** Start **

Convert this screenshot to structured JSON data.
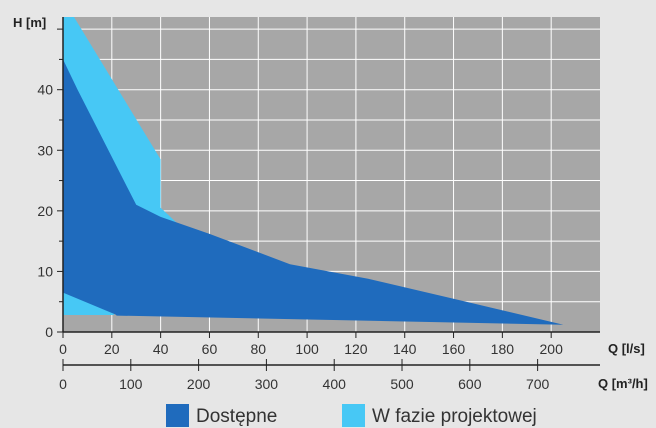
{
  "colors": {
    "background": "#e6e6e6",
    "plot_background": "#a7a7a7",
    "grid": "#ffffff",
    "available": "#1f6bbd",
    "in_design": "#47c8f5",
    "axis": "#222222"
  },
  "chart_data": {
    "type": "area",
    "xlabel": "Q [l/s]",
    "ylabel": "H [m]",
    "secondary_xlabel": "Q [m³/h]",
    "xlim": [
      0,
      220
    ],
    "ylim": [
      0,
      52
    ],
    "grid": true,
    "legend_position": "bottom",
    "x_ticks": [
      0,
      20,
      40,
      60,
      80,
      100,
      120,
      140,
      160,
      180,
      200
    ],
    "y_ticks": [
      0,
      10,
      20,
      30,
      40
    ],
    "secondary_x_ticks": [
      0,
      100,
      200,
      300,
      400,
      500,
      600,
      700
    ],
    "secondary_x_units_per_primary": 3.6,
    "series": [
      {
        "name": "W fazie projektowej",
        "color": "#47c8f5",
        "polygons": [
          [
            [
              0,
              52
            ],
            [
              4.5,
              52
            ],
            [
              40,
              28.5
            ],
            [
              40,
              20.5
            ],
            [
              48,
              17.5
            ],
            [
              22,
              2.8
            ],
            [
              0,
              7
            ]
          ],
          [
            [
              0,
              11
            ],
            [
              10,
              11
            ],
            [
              21,
              2.8
            ],
            [
              0,
              2.8
            ]
          ]
        ]
      },
      {
        "name": "Dostępne",
        "color": "#1f6bbd",
        "polygons": [
          [
            [
              0,
              45
            ],
            [
              6,
              40
            ],
            [
              30,
              21
            ],
            [
              40,
              19
            ],
            [
              60,
              16.2
            ],
            [
              93,
              11.2
            ],
            [
              125,
              8.8
            ],
            [
              160,
              5.5
            ],
            [
              205,
              1.2
            ],
            [
              22,
              2.7
            ],
            [
              13,
              6
            ],
            [
              0,
              7
            ],
            [
              0,
              11
            ],
            [
              11,
              10.8
            ],
            [
              22,
              2.8
            ],
            [
              0,
              6.5
            ]
          ]
        ]
      }
    ]
  },
  "legend": {
    "items": [
      {
        "label": "Dostępne",
        "color": "#1f6bbd"
      },
      {
        "label": "W fazie projektowej",
        "color": "#47c8f5"
      }
    ]
  }
}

** End **

→ **SET TASK**: Print each line of the material above exactly, with the pictures removed from your copy.

→ **REPLY**:
Convert this screenshot to structured JSON data.
{
  "colors": {
    "background": "#e6e6e6",
    "plot_background": "#a7a7a7",
    "grid": "#ffffff",
    "available": "#1f6bbd",
    "in_design": "#47c8f5",
    "axis": "#222222"
  },
  "chart_data": {
    "type": "area",
    "xlabel": "Q [l/s]",
    "ylabel": "H [m]",
    "secondary_xlabel": "Q [m³/h]",
    "xlim": [
      0,
      220
    ],
    "ylim": [
      0,
      52
    ],
    "grid": true,
    "legend_position": "bottom",
    "x_ticks": [
      0,
      20,
      40,
      60,
      80,
      100,
      120,
      140,
      160,
      180,
      200
    ],
    "y_ticks": [
      0,
      10,
      20,
      30,
      40
    ],
    "secondary_x_ticks": [
      0,
      100,
      200,
      300,
      400,
      500,
      600,
      700
    ],
    "secondary_x_units_per_primary": 3.6,
    "series": [
      {
        "name": "W fazie projektowej",
        "color": "#47c8f5",
        "polygons": [
          [
            [
              0,
              52
            ],
            [
              4.5,
              52
            ],
            [
              40,
              28.5
            ],
            [
              40,
              20.5
            ],
            [
              48,
              17.5
            ],
            [
              22,
              2.8
            ],
            [
              0,
              7
            ]
          ],
          [
            [
              0,
              11
            ],
            [
              10,
              11
            ],
            [
              21,
              2.8
            ],
            [
              0,
              2.8
            ]
          ]
        ]
      },
      {
        "name": "Dostępne",
        "color": "#1f6bbd",
        "polygons": [
          [
            [
              0,
              45
            ],
            [
              6,
              40
            ],
            [
              30,
              21
            ],
            [
              40,
              19
            ],
            [
              60,
              16.2
            ],
            [
              93,
              11.2
            ],
            [
              125,
              8.8
            ],
            [
              160,
              5.5
            ],
            [
              205,
              1.2
            ],
            [
              22,
              2.7
            ],
            [
              13,
              6
            ],
            [
              0,
              7
            ],
            [
              0,
              11
            ],
            [
              11,
              10.8
            ],
            [
              22,
              2.8
            ],
            [
              0,
              6.5
            ]
          ]
        ]
      }
    ]
  },
  "legend": {
    "items": [
      {
        "label": "Dostępne",
        "color": "#1f6bbd"
      },
      {
        "label": "W fazie projektowej",
        "color": "#47c8f5"
      }
    ]
  }
}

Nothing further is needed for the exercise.